## What is being asked
From the line containing "Parse this screenshot: output" down to the last line of the listing, quote everything word for word, and nothing else, keeping pictures out.

## Extracted entries
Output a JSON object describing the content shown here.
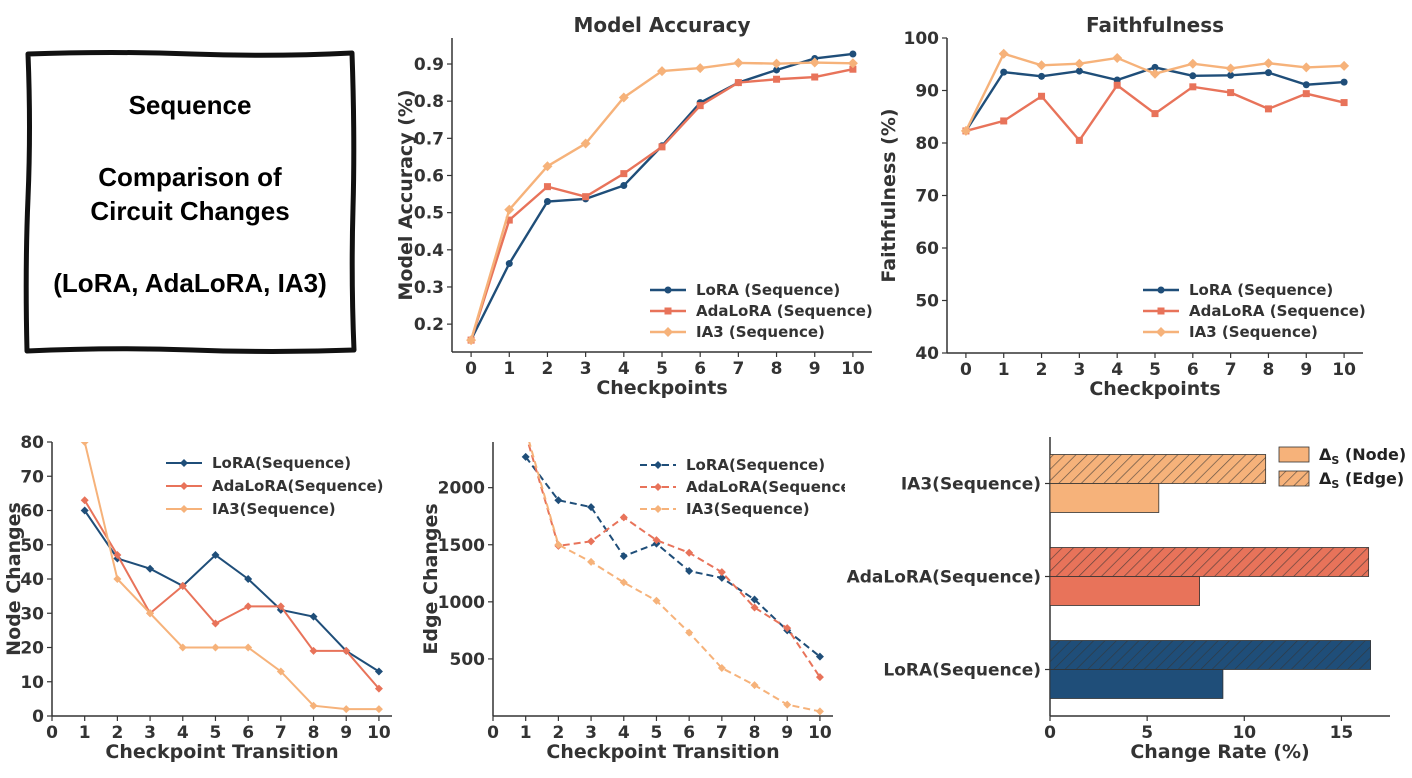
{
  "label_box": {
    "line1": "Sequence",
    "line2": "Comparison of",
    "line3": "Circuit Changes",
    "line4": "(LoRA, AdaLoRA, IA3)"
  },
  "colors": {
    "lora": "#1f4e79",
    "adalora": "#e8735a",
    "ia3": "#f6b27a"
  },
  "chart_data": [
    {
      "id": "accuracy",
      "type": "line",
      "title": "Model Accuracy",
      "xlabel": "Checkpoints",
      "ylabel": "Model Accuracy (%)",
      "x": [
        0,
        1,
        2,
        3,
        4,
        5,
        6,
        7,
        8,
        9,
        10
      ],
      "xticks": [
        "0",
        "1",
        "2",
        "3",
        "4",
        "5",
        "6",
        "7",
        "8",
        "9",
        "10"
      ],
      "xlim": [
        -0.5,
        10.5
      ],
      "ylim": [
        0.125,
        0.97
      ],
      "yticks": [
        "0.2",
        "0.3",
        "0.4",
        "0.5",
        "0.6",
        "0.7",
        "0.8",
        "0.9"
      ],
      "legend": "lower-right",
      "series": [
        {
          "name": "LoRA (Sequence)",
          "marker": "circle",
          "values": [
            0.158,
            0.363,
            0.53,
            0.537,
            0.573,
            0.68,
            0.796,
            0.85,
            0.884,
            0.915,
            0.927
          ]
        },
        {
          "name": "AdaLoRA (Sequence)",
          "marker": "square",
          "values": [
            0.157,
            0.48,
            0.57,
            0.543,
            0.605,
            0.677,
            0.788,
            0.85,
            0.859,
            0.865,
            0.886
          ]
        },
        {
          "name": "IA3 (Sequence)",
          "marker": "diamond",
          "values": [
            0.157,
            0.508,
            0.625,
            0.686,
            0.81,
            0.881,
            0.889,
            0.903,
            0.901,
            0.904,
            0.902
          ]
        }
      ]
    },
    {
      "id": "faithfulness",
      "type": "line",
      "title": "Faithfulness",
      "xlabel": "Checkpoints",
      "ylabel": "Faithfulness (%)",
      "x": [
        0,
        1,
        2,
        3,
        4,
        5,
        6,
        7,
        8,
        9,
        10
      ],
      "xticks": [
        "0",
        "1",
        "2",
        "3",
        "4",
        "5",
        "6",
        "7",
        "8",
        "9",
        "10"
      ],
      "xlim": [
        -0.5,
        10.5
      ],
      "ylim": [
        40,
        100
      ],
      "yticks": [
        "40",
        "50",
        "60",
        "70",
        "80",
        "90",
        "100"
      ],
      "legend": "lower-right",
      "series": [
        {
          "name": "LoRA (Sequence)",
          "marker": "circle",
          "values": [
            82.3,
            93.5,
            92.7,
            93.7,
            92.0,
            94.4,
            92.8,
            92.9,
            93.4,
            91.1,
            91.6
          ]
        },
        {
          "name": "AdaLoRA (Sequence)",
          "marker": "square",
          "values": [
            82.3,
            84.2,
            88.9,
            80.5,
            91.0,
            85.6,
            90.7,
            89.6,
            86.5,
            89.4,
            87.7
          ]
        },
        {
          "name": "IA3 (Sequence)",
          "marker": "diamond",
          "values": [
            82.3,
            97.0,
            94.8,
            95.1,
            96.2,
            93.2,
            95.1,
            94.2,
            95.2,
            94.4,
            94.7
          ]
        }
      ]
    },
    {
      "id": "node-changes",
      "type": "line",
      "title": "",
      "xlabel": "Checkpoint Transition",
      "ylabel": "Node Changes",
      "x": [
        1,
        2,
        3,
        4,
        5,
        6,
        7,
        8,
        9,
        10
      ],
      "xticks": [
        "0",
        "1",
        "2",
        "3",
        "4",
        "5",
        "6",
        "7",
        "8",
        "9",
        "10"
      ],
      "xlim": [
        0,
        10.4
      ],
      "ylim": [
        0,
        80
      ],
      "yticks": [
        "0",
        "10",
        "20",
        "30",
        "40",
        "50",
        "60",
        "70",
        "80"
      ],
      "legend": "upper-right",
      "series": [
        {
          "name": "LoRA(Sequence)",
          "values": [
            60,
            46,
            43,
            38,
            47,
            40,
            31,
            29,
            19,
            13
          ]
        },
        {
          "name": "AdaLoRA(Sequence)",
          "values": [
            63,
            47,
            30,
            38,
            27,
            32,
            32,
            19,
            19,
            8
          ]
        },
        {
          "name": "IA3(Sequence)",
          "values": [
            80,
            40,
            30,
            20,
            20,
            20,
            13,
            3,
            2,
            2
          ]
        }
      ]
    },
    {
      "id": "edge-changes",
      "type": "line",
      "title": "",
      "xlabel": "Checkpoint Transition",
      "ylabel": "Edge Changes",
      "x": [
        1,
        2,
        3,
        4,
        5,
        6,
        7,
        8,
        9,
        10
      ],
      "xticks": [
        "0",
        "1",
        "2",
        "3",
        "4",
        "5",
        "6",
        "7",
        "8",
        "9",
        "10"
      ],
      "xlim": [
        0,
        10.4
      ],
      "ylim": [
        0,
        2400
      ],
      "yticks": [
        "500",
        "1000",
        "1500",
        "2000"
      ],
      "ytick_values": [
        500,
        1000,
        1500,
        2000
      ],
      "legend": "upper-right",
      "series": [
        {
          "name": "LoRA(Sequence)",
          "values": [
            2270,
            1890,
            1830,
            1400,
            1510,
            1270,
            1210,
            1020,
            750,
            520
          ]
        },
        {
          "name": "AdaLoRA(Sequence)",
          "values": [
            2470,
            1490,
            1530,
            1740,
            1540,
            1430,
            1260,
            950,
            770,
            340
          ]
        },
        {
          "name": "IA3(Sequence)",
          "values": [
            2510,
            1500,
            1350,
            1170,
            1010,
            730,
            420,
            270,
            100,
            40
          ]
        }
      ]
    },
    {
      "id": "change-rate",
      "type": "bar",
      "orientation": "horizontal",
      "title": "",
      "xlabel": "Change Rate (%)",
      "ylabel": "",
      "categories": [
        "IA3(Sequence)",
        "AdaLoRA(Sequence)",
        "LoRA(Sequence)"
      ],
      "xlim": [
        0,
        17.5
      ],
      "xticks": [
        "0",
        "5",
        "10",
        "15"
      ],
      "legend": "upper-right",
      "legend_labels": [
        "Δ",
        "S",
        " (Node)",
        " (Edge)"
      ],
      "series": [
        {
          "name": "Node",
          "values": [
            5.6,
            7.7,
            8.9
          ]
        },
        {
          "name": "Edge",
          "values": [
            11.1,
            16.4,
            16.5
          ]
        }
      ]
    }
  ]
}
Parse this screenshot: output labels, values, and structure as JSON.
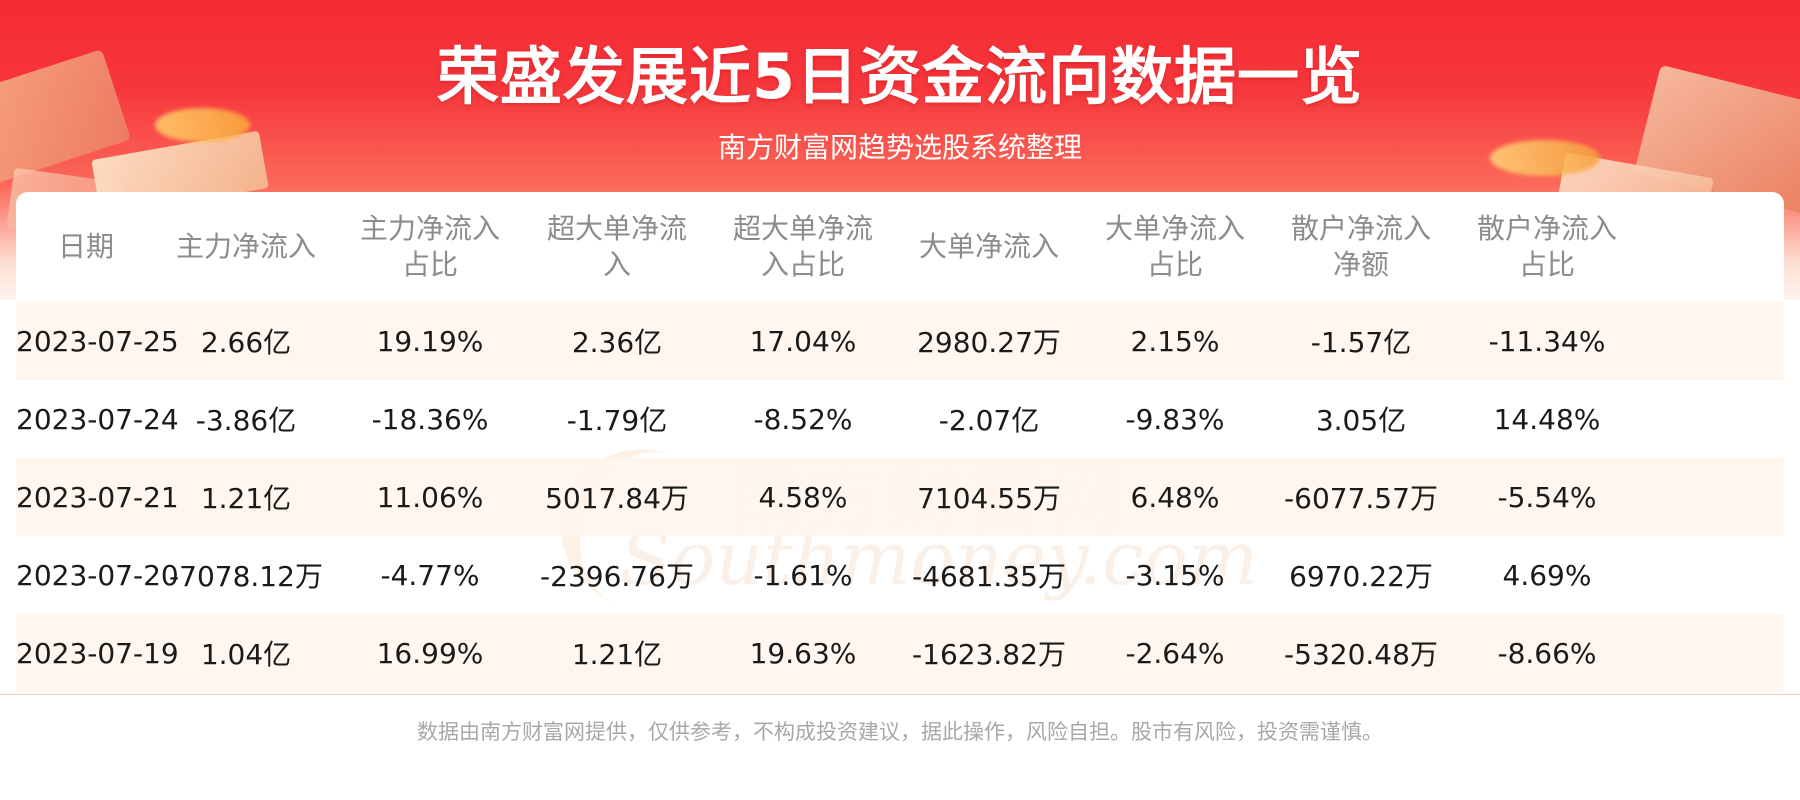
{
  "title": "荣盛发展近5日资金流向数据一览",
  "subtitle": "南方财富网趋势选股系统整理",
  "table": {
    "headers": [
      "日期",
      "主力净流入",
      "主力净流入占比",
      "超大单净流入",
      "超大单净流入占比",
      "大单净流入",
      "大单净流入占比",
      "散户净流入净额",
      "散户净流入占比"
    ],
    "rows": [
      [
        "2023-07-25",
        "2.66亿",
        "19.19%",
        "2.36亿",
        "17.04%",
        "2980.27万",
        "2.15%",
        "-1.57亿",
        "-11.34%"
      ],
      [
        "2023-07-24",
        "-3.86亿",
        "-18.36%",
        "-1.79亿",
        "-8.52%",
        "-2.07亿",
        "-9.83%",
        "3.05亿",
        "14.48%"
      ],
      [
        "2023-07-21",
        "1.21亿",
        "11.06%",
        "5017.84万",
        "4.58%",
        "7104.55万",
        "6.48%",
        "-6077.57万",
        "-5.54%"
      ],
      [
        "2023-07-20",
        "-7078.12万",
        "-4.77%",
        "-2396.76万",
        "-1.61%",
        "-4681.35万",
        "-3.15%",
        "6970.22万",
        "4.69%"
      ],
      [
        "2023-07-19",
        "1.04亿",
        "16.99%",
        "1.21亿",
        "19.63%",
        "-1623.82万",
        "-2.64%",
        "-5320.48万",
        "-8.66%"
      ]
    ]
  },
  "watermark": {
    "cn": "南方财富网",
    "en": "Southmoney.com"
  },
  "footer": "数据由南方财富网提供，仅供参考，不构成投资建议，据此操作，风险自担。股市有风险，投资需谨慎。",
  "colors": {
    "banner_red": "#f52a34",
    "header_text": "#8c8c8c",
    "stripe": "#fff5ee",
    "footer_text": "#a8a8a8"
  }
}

## Solution to the exercise
Parse this screenshot: output labels, values, and structure as JSON.
{
  "title": "荣盛发展近5日资金流向数据一览",
  "subtitle": "南方财富网趋势选股系统整理",
  "table": {
    "headers": [
      "日期",
      "主力净流入",
      "主力净流入占比",
      "超大单净流入",
      "超大单净流入占比",
      "大单净流入",
      "大单净流入占比",
      "散户净流入净额",
      "散户净流入占比"
    ],
    "rows": [
      [
        "2023-07-25",
        "2.66亿",
        "19.19%",
        "2.36亿",
        "17.04%",
        "2980.27万",
        "2.15%",
        "-1.57亿",
        "-11.34%"
      ],
      [
        "2023-07-24",
        "-3.86亿",
        "-18.36%",
        "-1.79亿",
        "-8.52%",
        "-2.07亿",
        "-9.83%",
        "3.05亿",
        "14.48%"
      ],
      [
        "2023-07-21",
        "1.21亿",
        "11.06%",
        "5017.84万",
        "4.58%",
        "7104.55万",
        "6.48%",
        "-6077.57万",
        "-5.54%"
      ],
      [
        "2023-07-20",
        "-7078.12万",
        "-4.77%",
        "-2396.76万",
        "-1.61%",
        "-4681.35万",
        "-3.15%",
        "6970.22万",
        "4.69%"
      ],
      [
        "2023-07-19",
        "1.04亿",
        "16.99%",
        "1.21亿",
        "19.63%",
        "-1623.82万",
        "-2.64%",
        "-5320.48万",
        "-8.66%"
      ]
    ]
  },
  "watermark": {
    "cn": "南方财富网",
    "en": "Southmoney.com"
  },
  "footer": "数据由南方财富网提供，仅供参考，不构成投资建议，据此操作，风险自担。股市有风险，投资需谨慎。",
  "colors": {
    "banner_red": "#f52a34",
    "header_text": "#8c8c8c",
    "stripe": "#fff5ee",
    "footer_text": "#a8a8a8"
  }
}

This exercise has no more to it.